▸ TASK DESCRIPTION:
Leave the pictures out, and print everything else in the records exactly.

▸ STORED DATA:
-------------------------

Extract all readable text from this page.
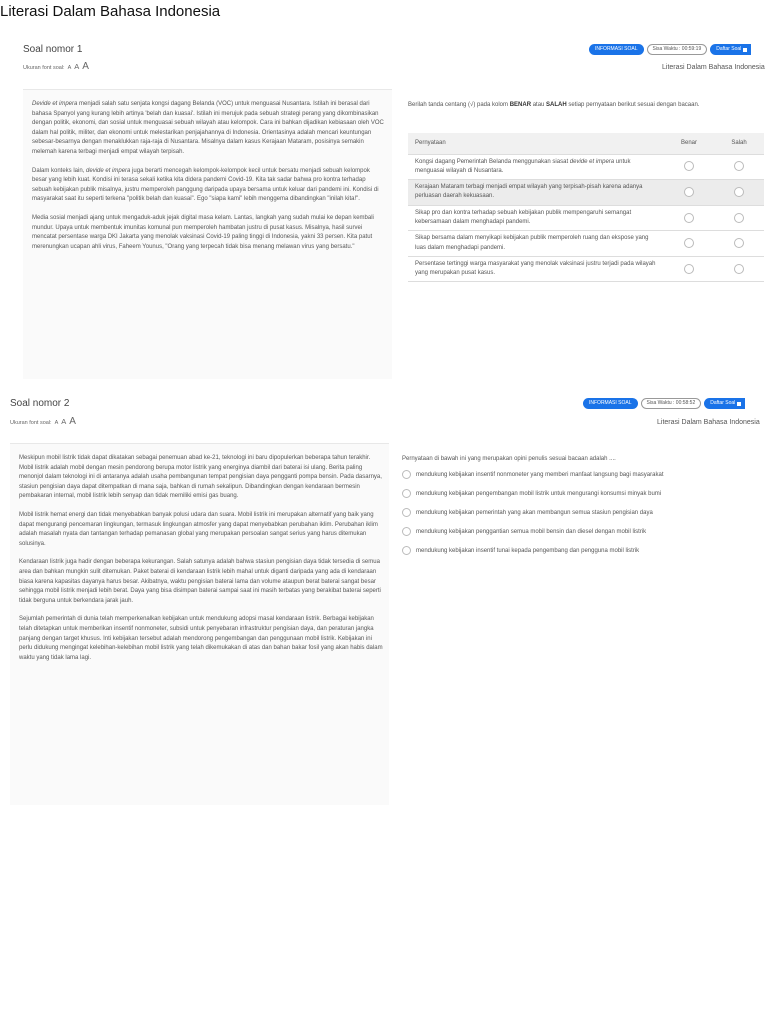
Literasi Dalam Bahasa Indonesia
Soal nomor 1
Ukuran font soal: A A A
INFORMASI SOAL	Sisa Waktu : 00:59:19	Daftar Soal
Literasi Dalam Bahasa Indonesia

Devide et impera menjadi salah satu senjata kongsi dagang Belanda (VOC) untuk menguasai Nusantara. Istilah ini berasal dari bahasa Spanyol yang kurang lebih artinya 'belah dan kuasai'. Istilah ini merujuk pada sebuah strategi perang yang dikombinasikan dengan politik, ekonomi, dan sosial untuk menguasai sebuah wilayah atau kelompok. Cara ini bahkan dijadikan kebiasaan oleh VOC dalam hal politik, militer, dan ekonomi untuk melestarikan penjajahannya di Indonesia. Orientasinya adalah mencari keuntungan sebesar-besarnya dengan menaklukkan raja-raja di Nusantara. Misalnya dalam kasus Kerajaan Mataram, posisinya semakin melemah karena terbagi menjadi empat wilayah terpisah.

Dalam konteks lain, devide et impera juga berarti mencegah kelompok-kelompok kecil untuk bersatu menjadi sebuah kelompok besar yang lebih kuat. Kondisi ini terasa sekali ketika kita didera pandemi Covid-19. Kita tak sadar bahwa pro kontra terhadap sebuah kebijakan publik misalnya, justru memperoleh panggung daripada upaya bersama untuk keluar dari pandemi ini. Kondisi di masyarakat saat itu seperti terkena "politik belah dan kuasai". Ego "siapa kami" lebih menggema dibandingkan "inilah kita!".

Media sosial menjadi ajang untuk mengaduk-aduk jejak digital masa kelam. Lantas, langkah yang sudah mulai ke depan kembali mundur. Upaya untuk membentuk imunitas komunal pun memperoleh hambatan justru di pusat kasus. Misalnya, hasil survei mencatat persentase warga DKI Jakarta yang menolak vaksinasi Covid-19 paling tinggi di Indonesia, yakni 33 persen. Kita patut merenungkan ucapan ahli virus, Faheem Younus, "Orang yang terpecah tidak bisa menang melawan virus yang bersatu."

Berilah tanda centang (√) pada kolom BENAR atau SALAH setiap pernyataan berikut sesuai dengan bacaan.
Pernyataan	Benar	Salah
Kongsi dagang Pemerintah Belanda menggunakan siasat devide et impera untuk menguasai wilayah di Nusantara.		
Kerajaan Mataram terbagi menjadi empat wilayah yang terpisah-pisah karena adanya perluasan daerah kekuasaan.		
Sikap pro dan kontra terhadap sebuah kebijakan publik mempengaruhi semangat kebersamaan dalam menghadapi pandemi.		
Sikap bersama dalam menyikapi kebijakan publik memperoleh ruang dan ekspose yang luas dalam menghadapi pandemi.		
Persentase tertinggi warga masyarakat yang menolak vaksinasi justru terjadi pada wilayah yang merupakan pusat kasus.		
Soal nomor 2
Ukuran font soal: A A A
INFORMASI SOAL	Sisa Waktu : 00:58:52	Daftar Soal
Literasi Dalam Bahasa Indonesia

Meskipun mobil listrik tidak dapat dikatakan sebagai penemuan abad ke-21, teknologi ini baru dipopulerkan beberapa tahun terakhir. Mobil listrik adalah mobil dengan mesin pendorong berupa motor listrik yang energinya diambil dari baterai isi ulang. Berita paling menonjol dalam teknologi ini di antaranya adalah usaha pembangunan tempat pengisian daya pengganti pompa bensin. Pada dasarnya, stasiun pengisian daya dapat ditempatkan di mana saja, bahkan di rumah sekalipun. Dibandingkan dengan kendaraan bermesin pembakaran internal, mobil listrik lebih senyap dan tidak memiliki emisi gas buang.

Mobil listrik hemat energi dan tidak menyebabkan banyak polusi udara dan suara. Mobil listrik ini merupakan alternatif yang baik yang dapat mengurangi pencemaran lingkungan, termasuk lingkungan atmosfer yang dapat menyebabkan perubahan iklim. Perubahan iklim adalah masalah nyata dan tantangan terhadap pemanasan global yang merupakan persoalan sangat serius yang harus ditemukan solusinya.

Kendaraan listrik juga hadir dengan beberapa kekurangan. Salah satunya adalah bahwa stasiun pengisian daya tidak tersedia di semua area dan bahkan mungkin sulit ditemukan. Paket baterai di kendaraan listrik lebih mahal untuk diganti daripada yang ada di kendaraan biasa karena kapasitas dayanya harus besar. Akibatnya, waktu pengisian baterai lama dan volume ataupun berat baterai sangat besar sehingga mobil listrik menjadi lebih berat. Daya yang bisa disimpan baterai sampai saat ini masih terbatas yang berakibat baterai seperti tidak berguna untuk berkendara jarak jauh.

Sejumlah pemerintah di dunia telah memperkenalkan kebijakan untuk mendukung adopsi masal kendaraan listrik. Berbagai kebijakan telah ditetapkan untuk memberikan insentif nonmoneter, subsidi untuk penyebaran infrastruktur pengisian daya, dan peraturan jangka panjang dengan target khusus. Inti kebijakan tersebut adalah mendorong pengembangan dan penggunaan mobil listrik. Kebijakan ini perlu didukung mengingat kelebihan-kelebihan mobil listrik yang telah dikemukakan di atas dan bahan bakar fosil yang akan habis dalam waktu yang tidak lama lagi.

Pernyataan di bawah ini yang merupakan opini penulis sesuai bacaan adalah ....
mendukung kebijakan insentif nonmoneter yang memberi manfaat langsung bagi masyarakat
mendukung kebijakan pengembangan mobil listrik untuk mengurangi konsumsi minyak bumi
mendukung kebijakan pemerintah yang akan membangun semua stasiun pengisian daya
mendukung kebijakan penggantian semua mobil bensin dan diesel dengan mobil listrik
mendukung kebijakan insentif tunai kepada pengembang dan pengguna mobil listrik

-------------------------

▸ TASK RESPONSE:
Extract all readable text from this page.
Literasi Dalam Bahasa Indonesia
Soal nomor 1
Ukuran font soal: A A A
INFORMASI SOAL	Sisa Waktu : 00:59:19	Daftar Soal
Literasi Dalam Bahasa Indonesia

Devide et impera menjadi salah satu senjata kongsi dagang Belanda (VOC) untuk menguasai Nusantara. Istilah ini berasal dari bahasa Spanyol yang kurang lebih artinya 'belah dan kuasai'. Istilah ini merujuk pada sebuah strategi perang yang dikombinasikan dengan politik, ekonomi, dan sosial untuk menguasai sebuah wilayah atau kelompok. Cara ini bahkan dijadikan kebiasaan oleh VOC dalam hal politik, militer, dan ekonomi untuk melestarikan penjajahannya di Indonesia. Orientasinya adalah mencari keuntungan sebesar-besarnya dengan menaklukkan raja-raja di Nusantara. Misalnya dalam kasus Kerajaan Mataram, posisinya semakin melemah karena terbagi menjadi empat wilayah terpisah.

Dalam konteks lain, devide et impera juga berarti mencegah kelompok-kelompok kecil untuk bersatu menjadi sebuah kelompok besar yang lebih kuat. Kondisi ini terasa sekali ketika kita didera pandemi Covid-19. Kita tak sadar bahwa pro kontra terhadap sebuah kebijakan publik misalnya, justru memperoleh panggung daripada upaya bersama untuk keluar dari pandemi ini. Kondisi di masyarakat saat itu seperti terkena "politik belah dan kuasai". Ego "siapa kami" lebih menggema dibandingkan "inilah kita!".

Media sosial menjadi ajang untuk mengaduk-aduk jejak digital masa kelam. Lantas, langkah yang sudah mulai ke depan kembali mundur. Upaya untuk membentuk imunitas komunal pun memperoleh hambatan justru di pusat kasus. Misalnya, hasil survei mencatat persentase warga DKI Jakarta yang menolak vaksinasi Covid-19 paling tinggi di Indonesia, yakni 33 persen. Kita patut merenungkan ucapan ahli virus, Faheem Younus, "Orang yang terpecah tidak bisa menang melawan virus yang bersatu."

Berilah tanda centang (√) pada kolom BENAR atau SALAH setiap pernyataan berikut sesuai dengan bacaan.
Pernyataan	Benar	Salah
Kongsi dagang Pemerintah Belanda menggunakan siasat devide et impera untuk menguasai wilayah di Nusantara.		
Kerajaan Mataram terbagi menjadi empat wilayah yang terpisah-pisah karena adanya perluasan daerah kekuasaan.		
Sikap pro dan kontra terhadap sebuah kebijakan publik mempengaruhi semangat kebersamaan dalam menghadapi pandemi.		
Sikap bersama dalam menyikapi kebijakan publik memperoleh ruang dan ekspose yang luas dalam menghadapi pandemi.		
Persentase tertinggi warga masyarakat yang menolak vaksinasi justru terjadi pada wilayah yang merupakan pusat kasus.		
Soal nomor 2
Ukuran font soal: A A A
INFORMASI SOAL	Sisa Waktu : 00:58:52	Daftar Soal
Literasi Dalam Bahasa Indonesia

Meskipun mobil listrik tidak dapat dikatakan sebagai penemuan abad ke-21, teknologi ini baru dipopulerkan beberapa tahun terakhir. Mobil listrik adalah mobil dengan mesin pendorong berupa motor listrik yang energinya diambil dari baterai isi ulang. Berita paling menonjol dalam teknologi ini di antaranya adalah usaha pembangunan tempat pengisian daya pengganti pompa bensin. Pada dasarnya, stasiun pengisian daya dapat ditempatkan di mana saja, bahkan di rumah sekalipun. Dibandingkan dengan kendaraan bermesin pembakaran internal, mobil listrik lebih senyap dan tidak memiliki emisi gas buang.

Mobil listrik hemat energi dan tidak menyebabkan banyak polusi udara dan suara. Mobil listrik ini merupakan alternatif yang baik yang dapat mengurangi pencemaran lingkungan, termasuk lingkungan atmosfer yang dapat menyebabkan perubahan iklim. Perubahan iklim adalah masalah nyata dan tantangan terhadap pemanasan global yang merupakan persoalan sangat serius yang harus ditemukan solusinya.

Kendaraan listrik juga hadir dengan beberapa kekurangan. Salah satunya adalah bahwa stasiun pengisian daya tidak tersedia di semua area dan bahkan mungkin sulit ditemukan. Paket baterai di kendaraan listrik lebih mahal untuk diganti daripada yang ada di kendaraan biasa karena kapasitas dayanya harus besar. Akibatnya, waktu pengisian baterai lama dan volume ataupun berat baterai sangat besar sehingga mobil listrik menjadi lebih berat. Daya yang bisa disimpan baterai sampai saat ini masih terbatas yang berakibat baterai seperti tidak berguna untuk berkendara jarak jauh.

Sejumlah pemerintah di dunia telah memperkenalkan kebijakan untuk mendukung adopsi masal kendaraan listrik. Berbagai kebijakan telah ditetapkan untuk memberikan insentif nonmoneter, subsidi untuk penyebaran infrastruktur pengisian daya, dan peraturan jangka panjang dengan target khusus. Inti kebijakan tersebut adalah mendorong pengembangan dan penggunaan mobil listrik. Kebijakan ini perlu didukung mengingat kelebihan-kelebihan mobil listrik yang telah dikemukakan di atas dan bahan bakar fosil yang akan habis dalam waktu yang tidak lama lagi.

Pernyataan di bawah ini yang merupakan opini penulis sesuai bacaan adalah ....
mendukung kebijakan insentif nonmoneter yang memberi manfaat langsung bagi masyarakat
mendukung kebijakan pengembangan mobil listrik untuk mengurangi konsumsi minyak bumi
mendukung kebijakan pemerintah yang akan membangun semua stasiun pengisian daya
mendukung kebijakan penggantian semua mobil bensin dan diesel dengan mobil listrik
mendukung kebijakan insentif tunai kepada pengembang dan pengguna mobil listrik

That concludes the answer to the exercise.